PROBLEM: Copy each line below exactly and leave the pictures out.

## Begin DATA

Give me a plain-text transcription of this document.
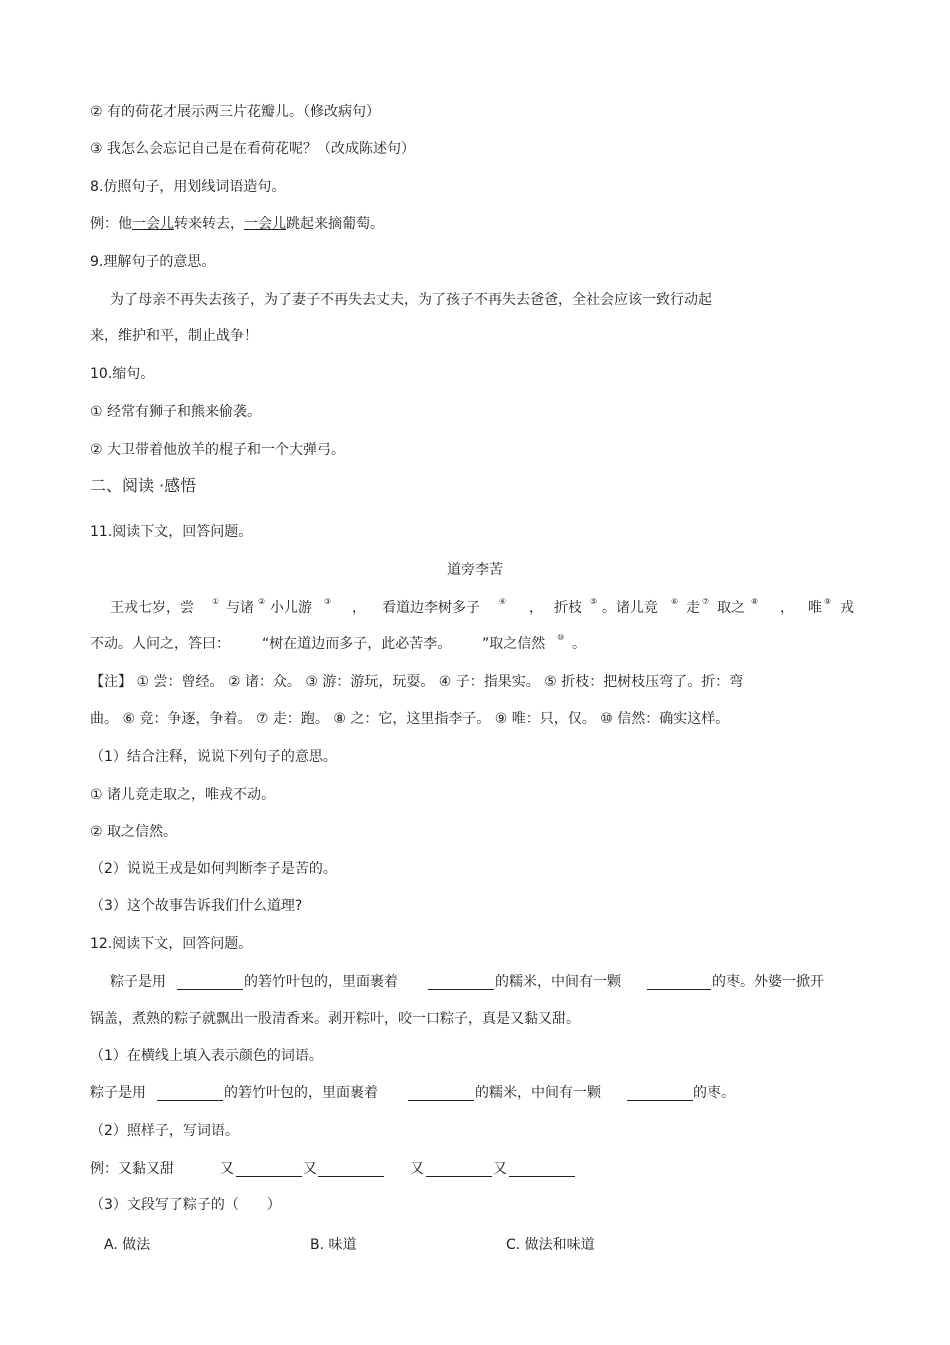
② 有的荷花才展示两三片花瓣儿。（修改病句）
③ 我怎么会忘记自己是在看荷花呢？（改成陈述句）
8.仿照句子，用划线词语造句。
例：他一会儿转来转去，一会儿跳起来摘葡萄。
9.理解句子的意思。
为了母亲不再失去孩子，为了妻子不再失去丈夫，为了孩子不再失去爸爸，全社会应该一致行动起
来，维护和平，制止战争！
10.缩句。
① 经常有狮子和熊来偷袭。
② 大卫带着他放羊的棍子和一个大弹弓。
二、阅读 ·感悟
11.阅读下文，回答问题。
道旁李苦
王戎七岁，尝 ① 与诸 ② 小儿游 ③ ， 看道边李树多子 ④ ， 折枝 ⑤ 。诸儿竞 ⑥ 走 ⑦ 取之 ⑧ ， 唯 ⑨ 戎
不动。人问之，答曰： “树在道边而多子，此必苦李。 ”取之信然 ⑩ 。
【注】 ① 尝：曾经。 ② 诸：众。 ③ 游：游玩，玩耍。 ④ 子：指果实。 ⑤ 折枝：把树枝压弯了。折：弯
曲。 ⑥ 竞：争逐，争着。 ⑦ 走：跑。 ⑧ 之：它，这里指李子。 ⑨ 唯：只，仅。 ⑩ 信然：确实这样。
（1）结合注释，说说下列句子的意思。
① 诸儿竞走取之，唯戎不动。
② 取之信然。
（2）说说王戎是如何判断李子是苦的。
（3）这个故事告诉我们什么道理?
12.阅读下文，回答问题。
粽子是用	的箬竹叶包的，里面裹着	的糯米，中间有一颗	的枣。外婆一掀开
锅盖，煮熟的粽子就飘出一股清香来。剥开粽叶，咬一口粽子，真是又黏又甜。
（1）在横线上填入表示颜色的词语。
粽子是用	的箬竹叶包的，里面裹着	的糯米，中间有一颗	的枣。
（2）照样子，写词语。
例：又黏又甜	又	又	又	又
（3）文段写了粽子的（　　）
A. 做法	B. 味道	C. 做法和味道
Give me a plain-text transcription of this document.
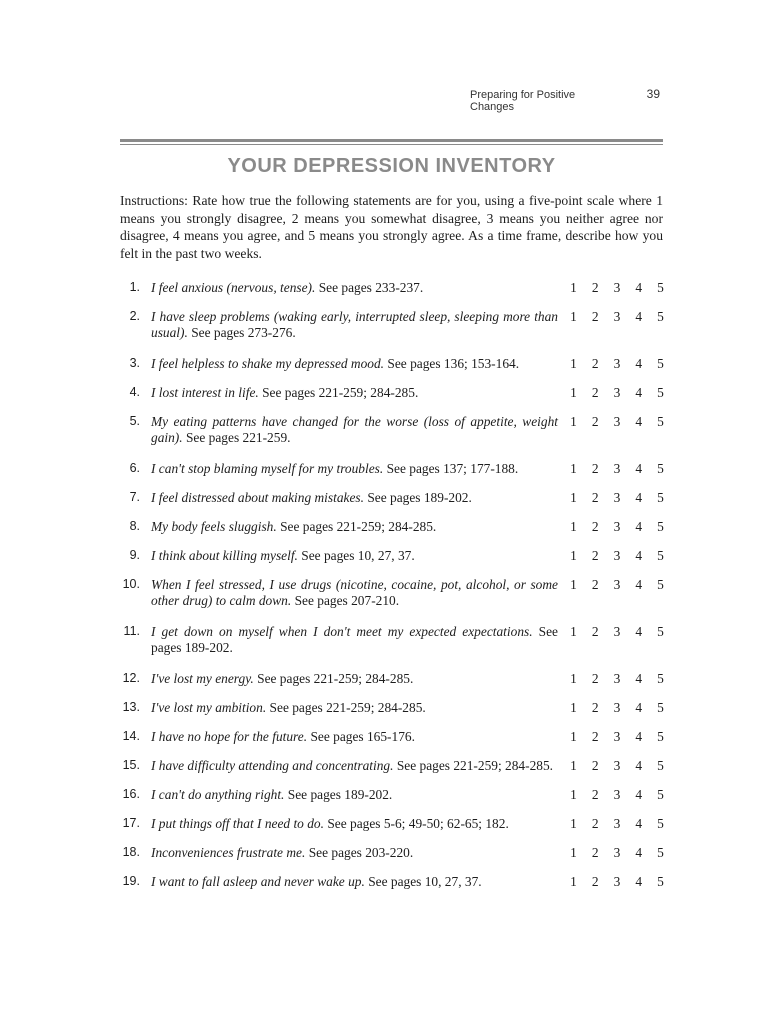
Preparing for Positive Changes
39
YOUR DEPRESSION INVENTORY

Instructions: Rate how true the following statements are for you, using a five-point scale where 1 means you strongly disagree, 2 means you somewhat disagree, 3 means you neither agree nor disagree, 4 means you agree, and 5 means you strongly agree. As a time frame, describe how you felt in the past two weeks.

1. I feel anxious (nervous, tense). See pages 233-237.	1 2 3 4 5
2. I have sleep problems (waking early, interrupted sleep, sleeping more than usual). See pages 273-276.
1 2 3 4 5
3. I feel helpless to shake my depressed mood. See pages 136; 153-164.	1 2 3 4 5
4. I lost interest in life. See pages 221-259; 284-285.	1 2 3 4 5
5. My eating patterns have changed for the worse (loss of appetite, weight gain). See pages 221-259.
1 2 3 4 5
6. I can't stop blaming myself for my troubles. See pages 137; 177-188.	1 2 3 4 5
7. I feel distressed about making mistakes. See pages 189-202.	1 2 3 4 5
8. My body feels sluggish. See pages 221-259; 284-285.	1 2 3 4 5
9. I think about killing myself. See pages 10, 27, 37.	1 2 3 4 5
10. When I feel stressed, I use drugs (nicotine, cocaine, pot, alcohol, or some other drug) to calm down. See pages 207-210.
1 2 3 4 5
11. I get down on myself when I don't meet my expected expectations. See pages 189-202.
1 2 3 4 5
12. I've lost my energy. See pages 221-259; 284-285.	1 2 3 4 5
13. I've lost my ambition. See pages 221-259; 284-285.	1 2 3 4 5
14. I have no hope for the future. See pages 165-176.	1 2 3 4 5
15. I have difficulty attending and concentrating. See pages 221-259; 284-285.	1 2 3 4 5
16. I can't do anything right. See pages 189-202.	1 2 3 4 5
17. I put things off that I need to do. See pages 5-6; 49-50; 62-65; 182.	1 2 3 4 5
18. Inconveniences frustrate me. See pages 203-220.	1 2 3 4 5
19. I want to fall asleep and never wake up. See pages 10, 27, 37.	1 2 3 4 5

## End DATA

COMPLETED EXERCISE:
Give me a plain-text transcription of this document.
② 有的荷花才展示两三片花瓣儿。（修改病句）
③ 我怎么会忘记自己是在看荷花呢？（改成陈述句）
8.仿照句子，用划线词语造句。
例：他一会儿转来转去，一会儿跳起来摘葡萄。
9.理解句子的意思。
为了母亲不再失去孩子，为了妻子不再失去丈夫，为了孩子不再失去爸爸，全社会应该一致行动起
来，维护和平，制止战争！
10.缩句。
① 经常有狮子和熊来偷袭。
② 大卫带着他放羊的棍子和一个大弹弓。
二、阅读 ·感悟
11.阅读下文，回答问题。
道旁李苦
王戎七岁，尝 ① 与诸 ② 小儿游 ③ ， 看道边李树多子 ④ ， 折枝 ⑤ 。诸儿竞 ⑥ 走 ⑦ 取之 ⑧ ， 唯 ⑨ 戎
不动。人问之，答曰： “树在道边而多子，此必苦李。 ”取之信然 ⑩ 。
【注】 ① 尝：曾经。 ② 诸：众。 ③ 游：游玩，玩耍。 ④ 子：指果实。 ⑤ 折枝：把树枝压弯了。折：弯
曲。 ⑥ 竞：争逐，争着。 ⑦ 走：跑。 ⑧ 之：它，这里指李子。 ⑨ 唯：只，仅。 ⑩ 信然：确实这样。
（1）结合注释，说说下列句子的意思。
① 诸儿竞走取之，唯戎不动。
② 取之信然。
（2）说说王戎是如何判断李子是苦的。
（3）这个故事告诉我们什么道理?
12.阅读下文，回答问题。
粽子是用	的箬竹叶包的，里面裹着	的糯米，中间有一颗	的枣。外婆一掀开
锅盖，煮熟的粽子就飘出一股清香来。剥开粽叶，咬一口粽子，真是又黏又甜。
（1）在横线上填入表示颜色的词语。
粽子是用	的箬竹叶包的，里面裹着	的糯米，中间有一颗	的枣。
（2）照样子，写词语。
例：又黏又甜	又	又	又	又
（3）文段写了粽子的（　　）
A. 做法	B. 味道	C. 做法和味道
Give me a plain-text transcription of this document.
Preparing for Positive Changes
39
YOUR DEPRESSION INVENTORY

Instructions: Rate how true the following statements are for you, using a five-point scale where 1 means you strongly disagree, 2 means you somewhat disagree, 3 means you neither agree nor disagree, 4 means you agree, and 5 means you strongly agree. As a time frame, describe how you felt in the past two weeks.

1. I feel anxious (nervous, tense). See pages 233-237.	1 2 3 4 5
2. I have sleep problems (waking early, interrupted sleep, sleeping more than usual). See pages 273-276.
1 2 3 4 5
3. I feel helpless to shake my depressed mood. See pages 136; 153-164.	1 2 3 4 5
4. I lost interest in life. See pages 221-259; 284-285.	1 2 3 4 5
5. My eating patterns have changed for the worse (loss of appetite, weight gain). See pages 221-259.
1 2 3 4 5
6. I can't stop blaming myself for my troubles. See pages 137; 177-188.	1 2 3 4 5
7. I feel distressed about making mistakes. See pages 189-202.	1 2 3 4 5
8. My body feels sluggish. See pages 221-259; 284-285.	1 2 3 4 5
9. I think about killing myself. See pages 10, 27, 37.	1 2 3 4 5
10. When I feel stressed, I use drugs (nicotine, cocaine, pot, alcohol, or some other drug) to calm down. See pages 207-210.
1 2 3 4 5
11. I get down on myself when I don't meet my expected expectations. See pages 189-202.
1 2 3 4 5
12. I've lost my energy. See pages 221-259; 284-285.	1 2 3 4 5
13. I've lost my ambition. See pages 221-259; 284-285.	1 2 3 4 5
14. I have no hope for the future. See pages 165-176.	1 2 3 4 5
15. I have difficulty attending and concentrating. See pages 221-259; 284-285.	1 2 3 4 5
16. I can't do anything right. See pages 189-202.	1 2 3 4 5
17. I put things off that I need to do. See pages 5-6; 49-50; 62-65; 182.	1 2 3 4 5
18. Inconveniences frustrate me. See pages 203-220.	1 2 3 4 5
19. I want to fall asleep and never wake up. See pages 10, 27, 37.	1 2 3 4 5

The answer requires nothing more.